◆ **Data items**
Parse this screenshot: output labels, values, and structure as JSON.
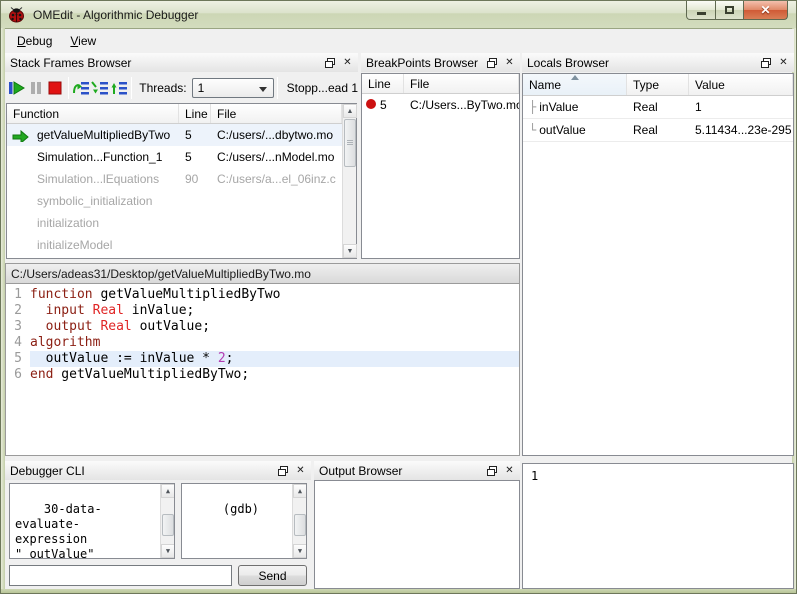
{
  "window": {
    "title": "OMEdit - Algorithmic Debugger"
  },
  "icons": {
    "close_glyph": "✕",
    "app_icon": "ladybug-icon",
    "dock_float": "float-icon",
    "dock_close": "close-icon"
  },
  "menu": {
    "items": [
      {
        "label": "Debug"
      },
      {
        "label": "View"
      }
    ]
  },
  "stack_frames": {
    "title": "Stack Frames Browser",
    "toolbar": {
      "threads_label": "Threads:",
      "threads_value": "1",
      "status": "Stopp...ead 1",
      "buttons": [
        "resume-icon",
        "pause-icon",
        "stop-icon",
        "step-over-icon",
        "step-into-icon",
        "step-return-icon"
      ]
    },
    "columns": [
      "Function",
      "Line",
      "File"
    ],
    "rows": [
      {
        "function": "getValueMultipliedByTwo",
        "line": "5",
        "file": "C:/users/...dbytwo.mo",
        "current": true,
        "inactive": false
      },
      {
        "function": "Simulation...Function_1",
        "line": "5",
        "file": "C:/users/...nModel.mo",
        "current": false,
        "inactive": false
      },
      {
        "function": "Simulation...lEquations",
        "line": "90",
        "file": "C:/users/a...el_06inz.c",
        "current": false,
        "inactive": true
      },
      {
        "function": "symbolic_initialization",
        "line": "",
        "file": "",
        "current": false,
        "inactive": true
      },
      {
        "function": "initialization",
        "line": "",
        "file": "",
        "current": false,
        "inactive": true
      },
      {
        "function": "initializeModel",
        "line": "",
        "file": "",
        "current": false,
        "inactive": true
      }
    ]
  },
  "breakpoints": {
    "title": "BreakPoints Browser",
    "columns": [
      "Line",
      "File"
    ],
    "rows": [
      {
        "line": "5",
        "file": "C:/Users...ByTwo.mo"
      }
    ]
  },
  "locals": {
    "title": "Locals Browser",
    "columns": [
      "Name",
      "Type",
      "Value"
    ],
    "rows": [
      {
        "tree": "├",
        "name": "inValue",
        "type": "Real",
        "value": "1"
      },
      {
        "tree": "└",
        "name": "outValue",
        "type": "Real",
        "value": "5.11434...23e-295"
      }
    ],
    "value_preview": "1"
  },
  "editor": {
    "path": "C:/Users/adeas31/Desktop/getValueMultipliedByTwo.mo",
    "lines": [
      {
        "n": "1",
        "hl": false,
        "segs": [
          {
            "c": "k",
            "t": "function"
          },
          {
            "c": "p",
            "t": " getValueMultipliedByTwo"
          }
        ]
      },
      {
        "n": "2",
        "hl": false,
        "segs": [
          {
            "c": "p",
            "t": "  "
          },
          {
            "c": "k",
            "t": "input"
          },
          {
            "c": "p",
            "t": " "
          },
          {
            "c": "t",
            "t": "Real"
          },
          {
            "c": "p",
            "t": " inValue;"
          }
        ]
      },
      {
        "n": "3",
        "hl": false,
        "segs": [
          {
            "c": "p",
            "t": "  "
          },
          {
            "c": "k",
            "t": "output"
          },
          {
            "c": "p",
            "t": " "
          },
          {
            "c": "t",
            "t": "Real"
          },
          {
            "c": "p",
            "t": " outValue;"
          }
        ]
      },
      {
        "n": "4",
        "hl": false,
        "segs": [
          {
            "c": "k",
            "t": "algorithm"
          }
        ]
      },
      {
        "n": "5",
        "hl": true,
        "segs": [
          {
            "c": "p",
            "t": "  outValue := inValue * "
          },
          {
            "c": "n",
            "t": "2"
          },
          {
            "c": "p",
            "t": ";"
          }
        ]
      },
      {
        "n": "6",
        "hl": false,
        "segs": [
          {
            "c": "k",
            "t": "end"
          },
          {
            "c": "p",
            "t": " getValueMultipliedByTwo;"
          }
        ]
      }
    ]
  },
  "debugger_cli": {
    "title": "Debugger CLI",
    "command_log": "30-data-evaluate-\nexpression\n\"_outValue\"",
    "response": "(gdb)",
    "input_value": "",
    "send_label": "Send"
  },
  "output_browser": {
    "title": "Output Browser",
    "content": ""
  }
}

◆ **Instructions for the task**
Scan the material above for the word "getValueMultipliedByTwo". Copy each line where it occurs.

◆ **Worked answer**
        "function": "getValueMultipliedByTwo",
    "path": "C:/Users/adeas31/Desktop/getValueMultipliedByTwo.mo",
            "t": " getValueMultipliedByTwo"
            "t": " getValueMultipliedByTwo;"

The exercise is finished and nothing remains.